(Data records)
[START]

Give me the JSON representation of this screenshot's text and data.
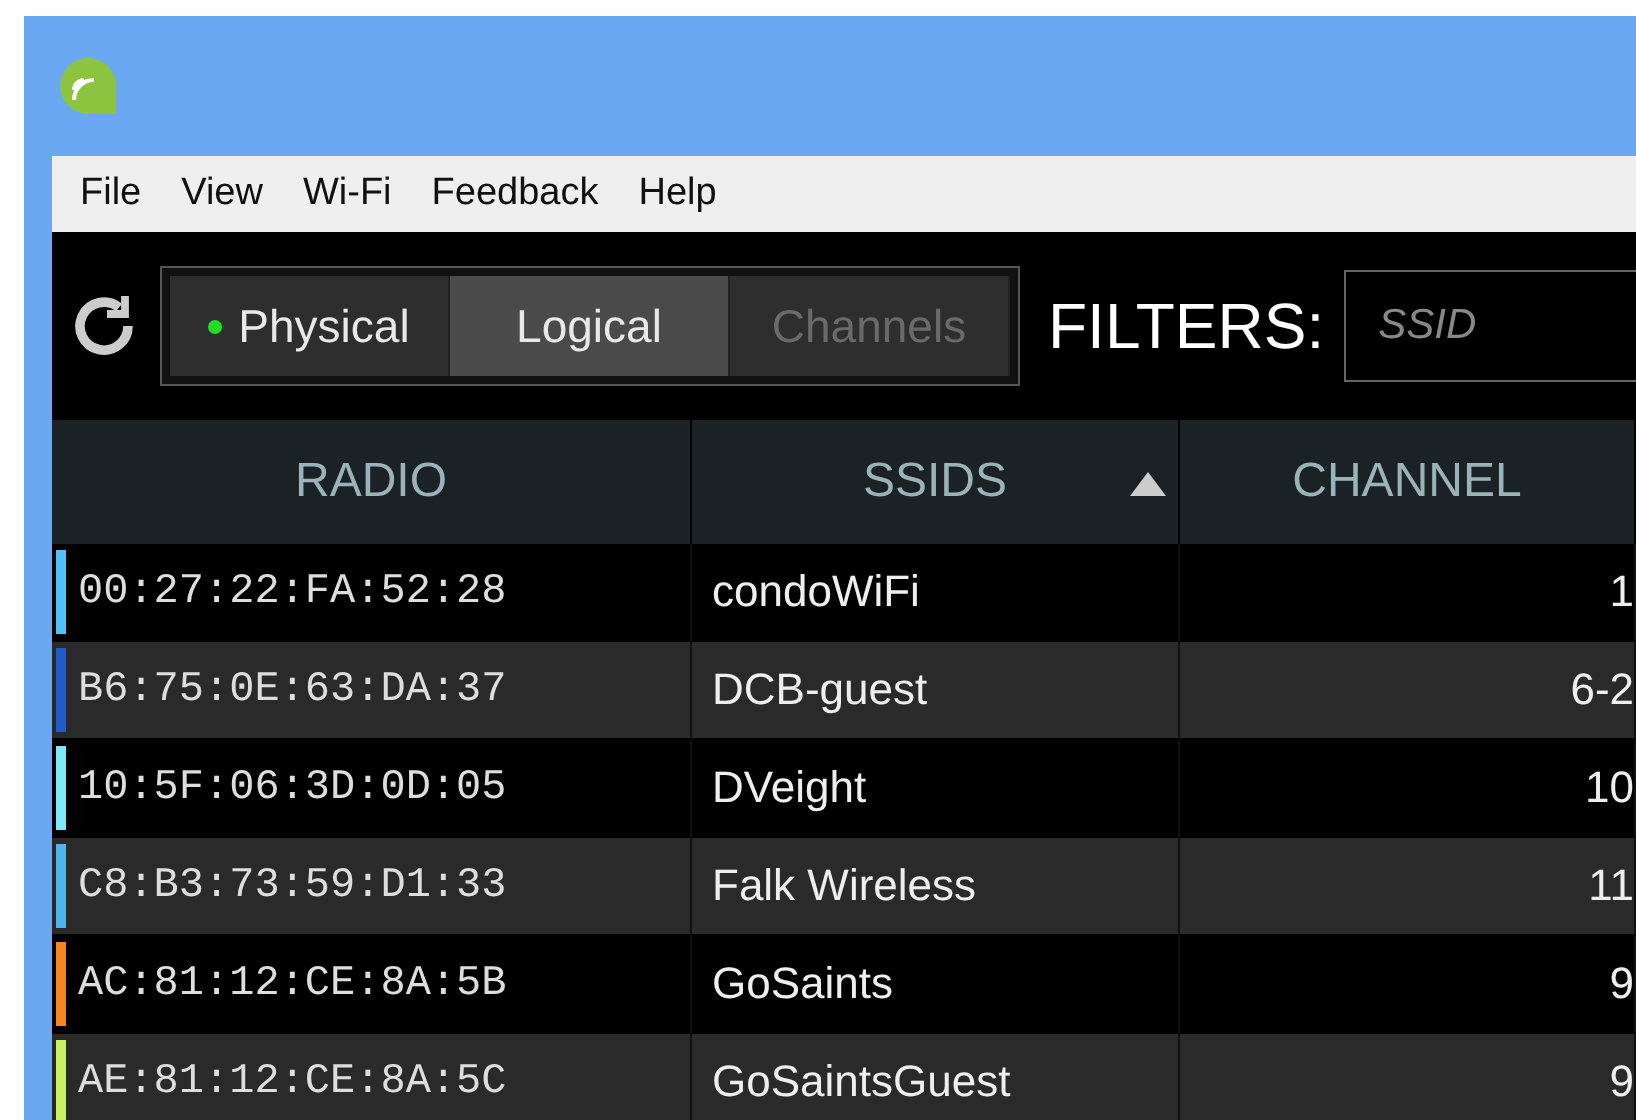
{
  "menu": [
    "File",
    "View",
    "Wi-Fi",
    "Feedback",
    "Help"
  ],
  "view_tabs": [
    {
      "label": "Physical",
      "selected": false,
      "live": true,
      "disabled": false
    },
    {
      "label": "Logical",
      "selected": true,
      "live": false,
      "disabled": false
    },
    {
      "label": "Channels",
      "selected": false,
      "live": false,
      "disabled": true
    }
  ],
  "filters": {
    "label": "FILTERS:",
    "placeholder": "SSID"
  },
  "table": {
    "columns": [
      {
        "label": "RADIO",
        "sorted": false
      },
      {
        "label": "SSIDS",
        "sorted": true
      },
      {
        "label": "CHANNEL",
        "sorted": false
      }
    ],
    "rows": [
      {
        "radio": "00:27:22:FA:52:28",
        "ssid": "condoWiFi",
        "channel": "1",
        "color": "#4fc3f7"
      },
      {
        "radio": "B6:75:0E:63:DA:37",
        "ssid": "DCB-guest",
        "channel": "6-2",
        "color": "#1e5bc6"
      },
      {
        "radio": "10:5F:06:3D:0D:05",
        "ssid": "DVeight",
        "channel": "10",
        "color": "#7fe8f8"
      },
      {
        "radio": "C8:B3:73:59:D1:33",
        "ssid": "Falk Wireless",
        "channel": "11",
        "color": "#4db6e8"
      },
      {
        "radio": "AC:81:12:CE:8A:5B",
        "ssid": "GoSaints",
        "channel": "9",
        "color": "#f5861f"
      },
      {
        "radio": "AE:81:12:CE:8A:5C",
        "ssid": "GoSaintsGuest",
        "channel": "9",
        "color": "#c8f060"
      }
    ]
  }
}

[END]
[START]

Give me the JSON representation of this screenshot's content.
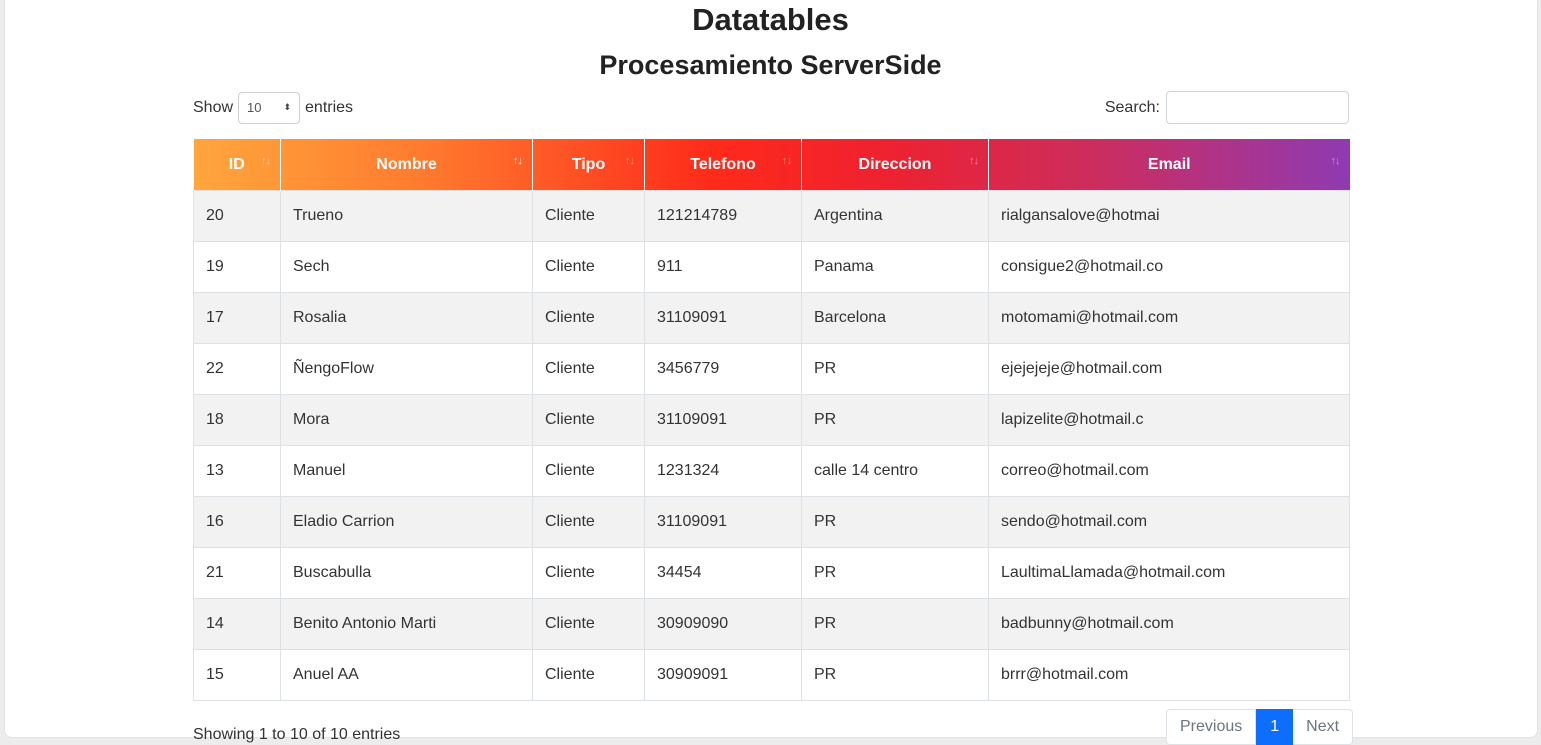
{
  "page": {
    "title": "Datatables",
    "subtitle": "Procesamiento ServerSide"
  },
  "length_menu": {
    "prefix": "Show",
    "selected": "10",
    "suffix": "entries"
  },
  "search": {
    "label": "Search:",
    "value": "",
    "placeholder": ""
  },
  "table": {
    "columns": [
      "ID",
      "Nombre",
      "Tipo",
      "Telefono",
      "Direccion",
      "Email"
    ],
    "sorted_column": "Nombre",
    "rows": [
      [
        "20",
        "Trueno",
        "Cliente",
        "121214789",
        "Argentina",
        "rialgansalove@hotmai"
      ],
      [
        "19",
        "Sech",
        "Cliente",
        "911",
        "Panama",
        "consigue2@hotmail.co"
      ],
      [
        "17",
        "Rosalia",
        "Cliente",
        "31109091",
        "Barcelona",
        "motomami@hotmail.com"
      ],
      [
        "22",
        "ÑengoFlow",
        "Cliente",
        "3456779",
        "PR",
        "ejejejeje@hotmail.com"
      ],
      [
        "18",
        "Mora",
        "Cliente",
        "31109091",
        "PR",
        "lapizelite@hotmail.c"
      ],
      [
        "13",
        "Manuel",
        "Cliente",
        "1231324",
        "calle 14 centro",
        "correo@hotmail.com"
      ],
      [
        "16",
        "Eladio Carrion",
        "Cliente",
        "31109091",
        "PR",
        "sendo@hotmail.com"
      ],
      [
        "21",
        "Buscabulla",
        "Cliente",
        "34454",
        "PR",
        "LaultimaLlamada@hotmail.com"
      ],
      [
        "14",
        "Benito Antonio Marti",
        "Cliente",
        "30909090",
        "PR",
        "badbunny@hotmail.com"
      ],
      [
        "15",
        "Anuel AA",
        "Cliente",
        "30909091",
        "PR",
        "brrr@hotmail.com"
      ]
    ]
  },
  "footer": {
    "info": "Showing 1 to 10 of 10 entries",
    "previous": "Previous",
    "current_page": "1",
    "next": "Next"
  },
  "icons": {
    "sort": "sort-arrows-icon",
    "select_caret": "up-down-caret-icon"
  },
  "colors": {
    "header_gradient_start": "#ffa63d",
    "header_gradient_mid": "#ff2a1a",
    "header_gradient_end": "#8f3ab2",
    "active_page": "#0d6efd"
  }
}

[END]

• DIRECTION
Each line above that includes "Give" counts once; state the total and nothing more.

• TASK ANSWER
2